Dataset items
---

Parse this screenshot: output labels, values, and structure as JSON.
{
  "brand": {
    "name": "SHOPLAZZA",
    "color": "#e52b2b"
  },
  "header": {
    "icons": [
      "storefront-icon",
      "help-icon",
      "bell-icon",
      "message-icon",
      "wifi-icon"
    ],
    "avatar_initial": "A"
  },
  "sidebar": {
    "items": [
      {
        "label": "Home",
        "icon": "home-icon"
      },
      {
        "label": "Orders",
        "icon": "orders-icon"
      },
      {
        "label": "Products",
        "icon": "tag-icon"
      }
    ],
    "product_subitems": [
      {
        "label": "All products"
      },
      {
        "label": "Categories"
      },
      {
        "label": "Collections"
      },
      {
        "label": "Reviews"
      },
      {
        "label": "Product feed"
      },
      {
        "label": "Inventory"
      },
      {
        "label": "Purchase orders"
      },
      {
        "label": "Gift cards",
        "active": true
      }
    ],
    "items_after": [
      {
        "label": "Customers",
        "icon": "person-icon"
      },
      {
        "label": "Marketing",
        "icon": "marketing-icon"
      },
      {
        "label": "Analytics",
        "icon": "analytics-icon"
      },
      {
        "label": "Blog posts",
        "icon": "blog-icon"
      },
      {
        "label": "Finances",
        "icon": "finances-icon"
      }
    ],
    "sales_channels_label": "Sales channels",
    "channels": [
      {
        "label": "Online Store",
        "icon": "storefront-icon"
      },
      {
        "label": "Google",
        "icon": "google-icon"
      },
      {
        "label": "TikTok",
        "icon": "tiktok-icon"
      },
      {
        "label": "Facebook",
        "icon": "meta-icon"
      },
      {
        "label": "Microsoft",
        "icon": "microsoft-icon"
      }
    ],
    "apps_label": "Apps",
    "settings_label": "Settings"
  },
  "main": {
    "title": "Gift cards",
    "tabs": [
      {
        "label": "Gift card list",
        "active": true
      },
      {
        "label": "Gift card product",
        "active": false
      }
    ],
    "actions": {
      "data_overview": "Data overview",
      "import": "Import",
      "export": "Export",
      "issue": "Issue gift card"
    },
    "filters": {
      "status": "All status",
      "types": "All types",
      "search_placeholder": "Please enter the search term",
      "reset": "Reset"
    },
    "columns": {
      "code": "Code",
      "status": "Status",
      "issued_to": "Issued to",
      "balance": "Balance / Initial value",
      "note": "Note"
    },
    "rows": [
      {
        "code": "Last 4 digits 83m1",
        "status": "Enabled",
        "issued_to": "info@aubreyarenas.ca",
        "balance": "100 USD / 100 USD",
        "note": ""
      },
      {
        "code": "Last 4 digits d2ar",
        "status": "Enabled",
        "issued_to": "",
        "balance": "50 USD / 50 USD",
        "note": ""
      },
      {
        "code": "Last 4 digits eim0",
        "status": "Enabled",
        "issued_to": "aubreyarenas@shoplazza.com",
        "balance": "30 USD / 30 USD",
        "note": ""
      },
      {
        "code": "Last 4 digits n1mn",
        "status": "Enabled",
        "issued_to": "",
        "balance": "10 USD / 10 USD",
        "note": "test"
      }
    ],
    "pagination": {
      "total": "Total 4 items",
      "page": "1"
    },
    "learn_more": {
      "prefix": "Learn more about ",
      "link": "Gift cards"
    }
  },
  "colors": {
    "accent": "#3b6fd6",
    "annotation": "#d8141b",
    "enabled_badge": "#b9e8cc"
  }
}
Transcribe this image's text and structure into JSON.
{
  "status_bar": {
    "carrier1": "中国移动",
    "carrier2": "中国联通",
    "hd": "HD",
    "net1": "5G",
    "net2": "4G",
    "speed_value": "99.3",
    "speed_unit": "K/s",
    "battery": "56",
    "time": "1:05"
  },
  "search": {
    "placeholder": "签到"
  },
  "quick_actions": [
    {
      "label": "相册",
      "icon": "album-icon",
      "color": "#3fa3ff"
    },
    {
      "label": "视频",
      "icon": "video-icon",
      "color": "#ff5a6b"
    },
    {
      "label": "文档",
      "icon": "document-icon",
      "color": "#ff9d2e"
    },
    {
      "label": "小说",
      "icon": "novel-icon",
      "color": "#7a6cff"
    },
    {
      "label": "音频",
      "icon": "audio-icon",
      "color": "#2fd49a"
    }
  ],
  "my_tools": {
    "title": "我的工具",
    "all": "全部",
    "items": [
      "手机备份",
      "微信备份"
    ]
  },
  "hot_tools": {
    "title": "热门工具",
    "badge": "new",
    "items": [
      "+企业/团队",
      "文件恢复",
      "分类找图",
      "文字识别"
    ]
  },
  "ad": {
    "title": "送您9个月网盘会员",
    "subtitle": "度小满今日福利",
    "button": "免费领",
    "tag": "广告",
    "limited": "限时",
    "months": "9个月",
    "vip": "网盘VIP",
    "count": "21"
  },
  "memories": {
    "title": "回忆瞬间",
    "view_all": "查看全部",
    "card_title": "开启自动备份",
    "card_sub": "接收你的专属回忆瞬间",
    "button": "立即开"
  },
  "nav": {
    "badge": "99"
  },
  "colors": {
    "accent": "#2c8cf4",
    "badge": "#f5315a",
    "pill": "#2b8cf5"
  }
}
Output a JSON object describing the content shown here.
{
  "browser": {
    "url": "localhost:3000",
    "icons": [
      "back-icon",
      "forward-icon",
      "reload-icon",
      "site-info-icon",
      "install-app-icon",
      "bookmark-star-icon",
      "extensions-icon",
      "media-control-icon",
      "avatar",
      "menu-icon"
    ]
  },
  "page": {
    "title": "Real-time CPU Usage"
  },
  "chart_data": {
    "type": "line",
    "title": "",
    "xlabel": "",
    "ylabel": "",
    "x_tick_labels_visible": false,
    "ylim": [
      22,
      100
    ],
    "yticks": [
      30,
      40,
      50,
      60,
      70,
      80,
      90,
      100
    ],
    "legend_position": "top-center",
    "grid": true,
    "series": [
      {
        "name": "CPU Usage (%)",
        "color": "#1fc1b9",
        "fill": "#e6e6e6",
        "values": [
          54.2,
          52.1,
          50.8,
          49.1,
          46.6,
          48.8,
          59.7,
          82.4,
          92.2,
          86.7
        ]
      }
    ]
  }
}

---

Consider the entries above and return each line with the string "this".

**Response to the task**
Parse this screenshot: output labels, values, and structure as JSON.
Transcribe this image's text and structure into JSON.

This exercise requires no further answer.